- [GIVEN INSTRUCTION]
Pictures are not part of the copy; repeat everything else in the records exactly.
┄┄┄┄┄┄┄┄┄┄┄┄┄┄┄┄┄┄┄┄
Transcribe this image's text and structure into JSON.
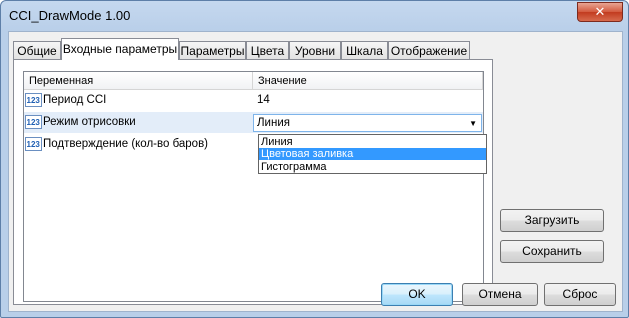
{
  "window": {
    "title": "CCI_DrawMode 1.00",
    "close_glyph": "✕"
  },
  "tabs": [
    "Общие",
    "Входные параметры",
    "Параметры",
    "Цвета",
    "Уровни",
    "Шкала",
    "Отображение"
  ],
  "active_tab": "Входные параметры",
  "grid": {
    "headers": {
      "variable": "Переменная",
      "value": "Значение"
    },
    "rows": [
      {
        "icon": "123-icon",
        "name": "Период CCI",
        "value": "14"
      },
      {
        "icon": "123-icon",
        "name": "Режим отрисовки",
        "value": "Линия"
      },
      {
        "icon": "123-icon",
        "name": "Подтверждение (кол-во баров)",
        "value": ""
      }
    ],
    "dropdown_options": [
      "Линия",
      "Цветовая заливка",
      "Гистограмма"
    ],
    "dropdown_selected": "Цветовая заливка"
  },
  "buttons": {
    "load": "Загрузить",
    "save": "Сохранить",
    "ok": "OK",
    "cancel": "Отмена",
    "reset": "Сброс"
  },
  "colors": {
    "selection": "#3399ff",
    "focus_border": "#7eb4ea",
    "close": "#c23b1f"
  }
}
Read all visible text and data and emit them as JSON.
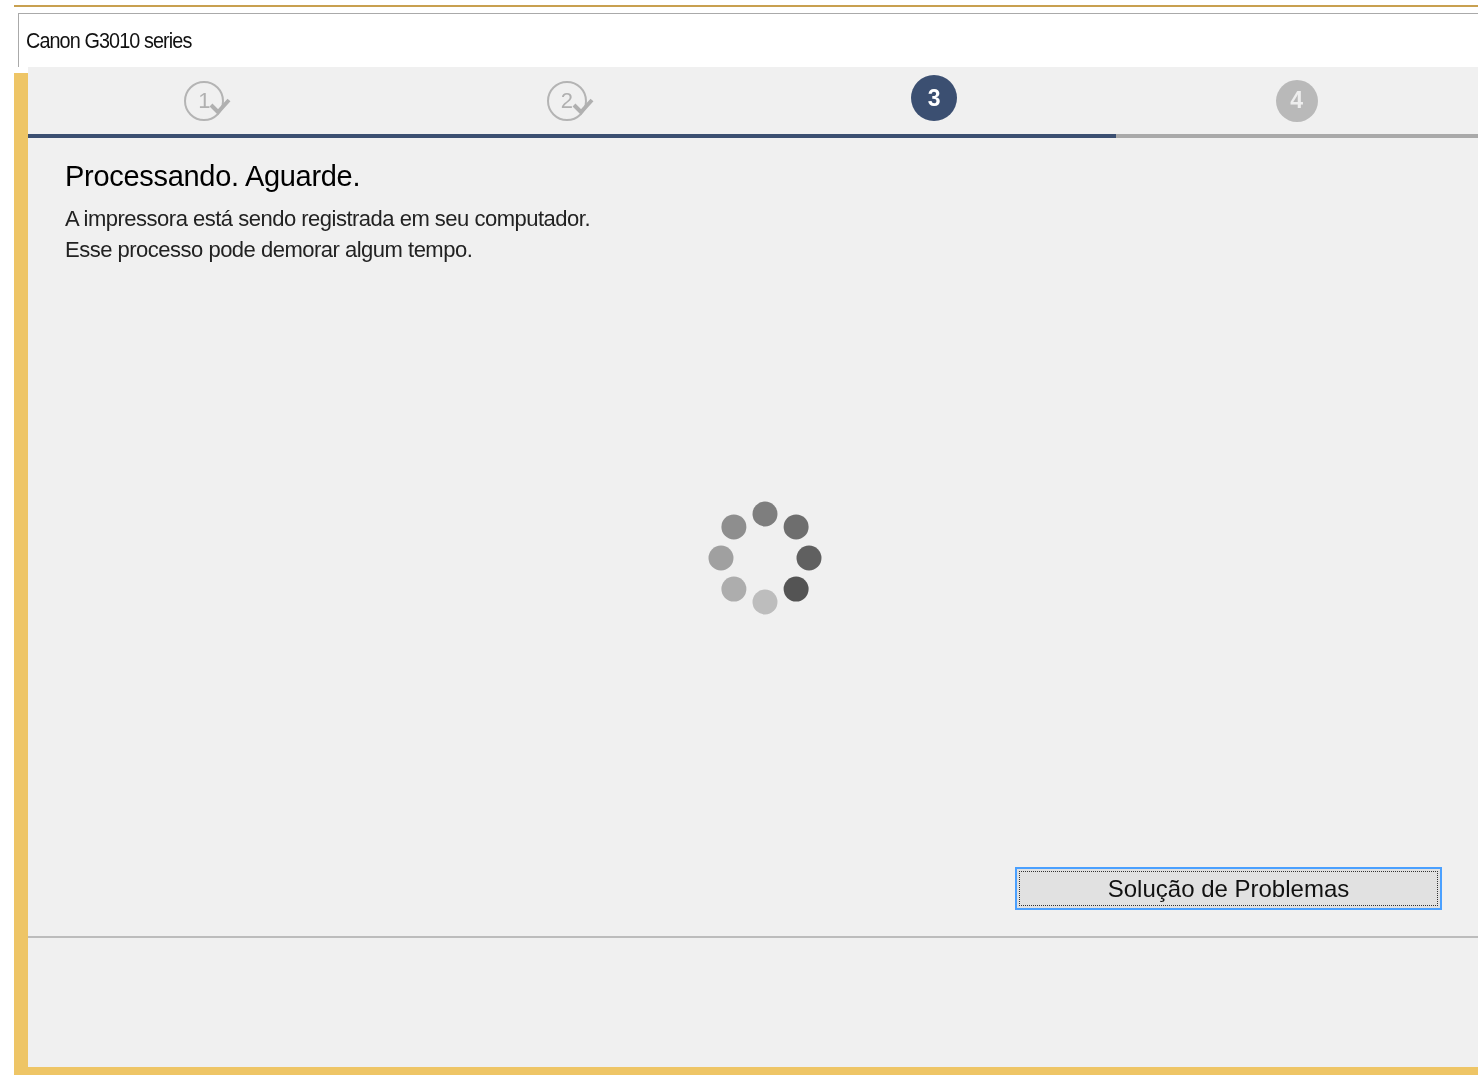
{
  "window": {
    "title": "Canon G3010 series"
  },
  "steps": [
    {
      "label": "1",
      "completed": true,
      "selected": false
    },
    {
      "label": "2",
      "completed": true,
      "selected": false
    },
    {
      "label": "3",
      "completed": false,
      "selected": true
    },
    {
      "label": "4",
      "completed": false,
      "selected": false
    }
  ],
  "progress": {
    "level": 0.75
  },
  "heading": "Processando. Aguarde.",
  "message": [
    "A impressora está sendo registrada em seu computador.",
    "Esse processo pode demorar algum tempo."
  ],
  "buttons": [
    {
      "label": "Solução de Problemas",
      "focused": true
    }
  ]
}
┄┄┄┄┄┄┄┄┄┄┄┄┄┄┄┄┄┄┄┄
- [SOLUTION TO THIS EXERCISE]
Transcribe this image's text and structure into JSON.
{
  "window": {
    "title": "CCI_DrawMode 1.00",
    "close_glyph": "✕"
  },
  "tabs": [
    "Общие",
    "Входные параметры",
    "Параметры",
    "Цвета",
    "Уровни",
    "Шкала",
    "Отображение"
  ],
  "active_tab": "Входные параметры",
  "grid": {
    "headers": {
      "variable": "Переменная",
      "value": "Значение"
    },
    "rows": [
      {
        "icon": "123-icon",
        "name": "Период CCI",
        "value": "14"
      },
      {
        "icon": "123-icon",
        "name": "Режим отрисовки",
        "value": "Линия"
      },
      {
        "icon": "123-icon",
        "name": "Подтверждение (кол-во баров)",
        "value": ""
      }
    ],
    "dropdown_options": [
      "Линия",
      "Цветовая заливка",
      "Гистограмма"
    ],
    "dropdown_selected": "Цветовая заливка"
  },
  "buttons": {
    "load": "Загрузить",
    "save": "Сохранить",
    "ok": "OK",
    "cancel": "Отмена",
    "reset": "Сброс"
  },
  "colors": {
    "selection": "#3399ff",
    "focus_border": "#7eb4ea",
    "close": "#c23b1f"
  }
}
Read all visible text and data and emit them as JSON.
{
  "window": {
    "title": "Canon G3010 series"
  },
  "steps": [
    {
      "label": "1",
      "completed": true,
      "selected": false
    },
    {
      "label": "2",
      "completed": true,
      "selected": false
    },
    {
      "label": "3",
      "completed": false,
      "selected": true
    },
    {
      "label": "4",
      "completed": false,
      "selected": false
    }
  ],
  "progress": {
    "level": 0.75
  },
  "heading": "Processando. Aguarde.",
  "message": [
    "A impressora está sendo registrada em seu computador.",
    "Esse processo pode demorar algum tempo."
  ],
  "buttons": [
    {
      "label": "Solução de Problemas",
      "focused": true
    }
  ]
}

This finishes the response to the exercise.